* **EXERCISE OBJECTIVE**
Keep the pictures out of the copy and repeat the records exactly.

Start

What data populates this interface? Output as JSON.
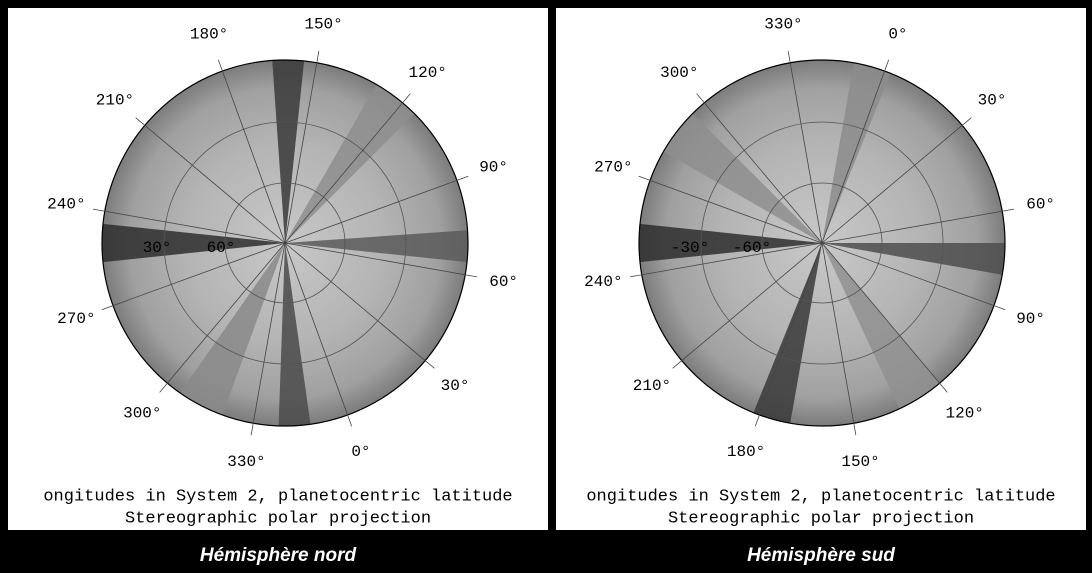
{
  "panels": [
    {
      "title": "Hémisphère nord",
      "longitude_labels": [
        "150°",
        "120°",
        "90°",
        "60°",
        "30°",
        "0°",
        "330°",
        "300°",
        "270°",
        "240°",
        "210°",
        "180°"
      ],
      "latitude_labels": [
        "30°",
        "60°"
      ],
      "caption_lines": [
        "ongitudes in System 2, planetocentric latitude",
        "Stereographic polar projection"
      ]
    },
    {
      "title": "Hémisphère sud",
      "longitude_labels": [
        "330°",
        "0°",
        "30°",
        "60°",
        "90°",
        "120°",
        "150°",
        "180°",
        "210°",
        "240°",
        "270°",
        "300°"
      ],
      "latitude_labels": [
        "-30°",
        "-60°"
      ],
      "caption_lines": [
        "ongitudes in System 2, planetocentric latitude",
        "Stereographic polar projection"
      ]
    }
  ]
}
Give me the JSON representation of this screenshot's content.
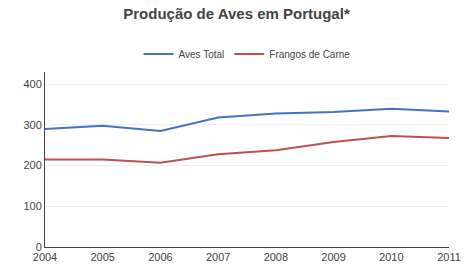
{
  "chart_data": {
    "type": "line",
    "title": "Produção de Aves em Portugal*",
    "x": [
      2004,
      2005,
      2006,
      2007,
      2008,
      2009,
      2010,
      2011
    ],
    "series": [
      {
        "name": "Aves Total",
        "color": "#4472C4",
        "values": [
          290,
          298,
          285,
          318,
          328,
          332,
          340,
          333
        ]
      },
      {
        "name": "Frangos de Carne",
        "color": "#C0504D",
        "values": [
          215,
          215,
          207,
          228,
          238,
          258,
          273,
          268
        ]
      }
    ],
    "xlim": [
      2004,
      2011
    ],
    "xticks": [
      2004,
      2005,
      2006,
      2007,
      2008,
      2009,
      2010,
      2011
    ],
    "ylim": [
      0,
      430
    ],
    "yticks": [
      0,
      100,
      200,
      300,
      400
    ],
    "grid": true,
    "legend": "top"
  }
}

End

* **FINISHED ANSWER**
What data populates this interface? Output as JSON.
{
  "panels": [
    {
      "title": "Hémisphère nord",
      "longitude_labels": [
        "150°",
        "120°",
        "90°",
        "60°",
        "30°",
        "0°",
        "330°",
        "300°",
        "270°",
        "240°",
        "210°",
        "180°"
      ],
      "latitude_labels": [
        "30°",
        "60°"
      ],
      "caption_lines": [
        "ongitudes in System 2, planetocentric latitude",
        "Stereographic polar projection"
      ]
    },
    {
      "title": "Hémisphère sud",
      "longitude_labels": [
        "330°",
        "0°",
        "30°",
        "60°",
        "90°",
        "120°",
        "150°",
        "180°",
        "210°",
        "240°",
        "270°",
        "300°"
      ],
      "latitude_labels": [
        "-30°",
        "-60°"
      ],
      "caption_lines": [
        "ongitudes in System 2, planetocentric latitude",
        "Stereographic polar projection"
      ]
    }
  ]
}
Give me the JSON representation of this screenshot's content.
{
  "chart_data": {
    "type": "line",
    "title": "Produção de Aves em Portugal*",
    "x": [
      2004,
      2005,
      2006,
      2007,
      2008,
      2009,
      2010,
      2011
    ],
    "series": [
      {
        "name": "Aves Total",
        "color": "#4472C4",
        "values": [
          290,
          298,
          285,
          318,
          328,
          332,
          340,
          333
        ]
      },
      {
        "name": "Frangos de Carne",
        "color": "#C0504D",
        "values": [
          215,
          215,
          207,
          228,
          238,
          258,
          273,
          268
        ]
      }
    ],
    "xlim": [
      2004,
      2011
    ],
    "xticks": [
      2004,
      2005,
      2006,
      2007,
      2008,
      2009,
      2010,
      2011
    ],
    "ylim": [
      0,
      430
    ],
    "yticks": [
      0,
      100,
      200,
      300,
      400
    ],
    "grid": true,
    "legend": "top"
  }
}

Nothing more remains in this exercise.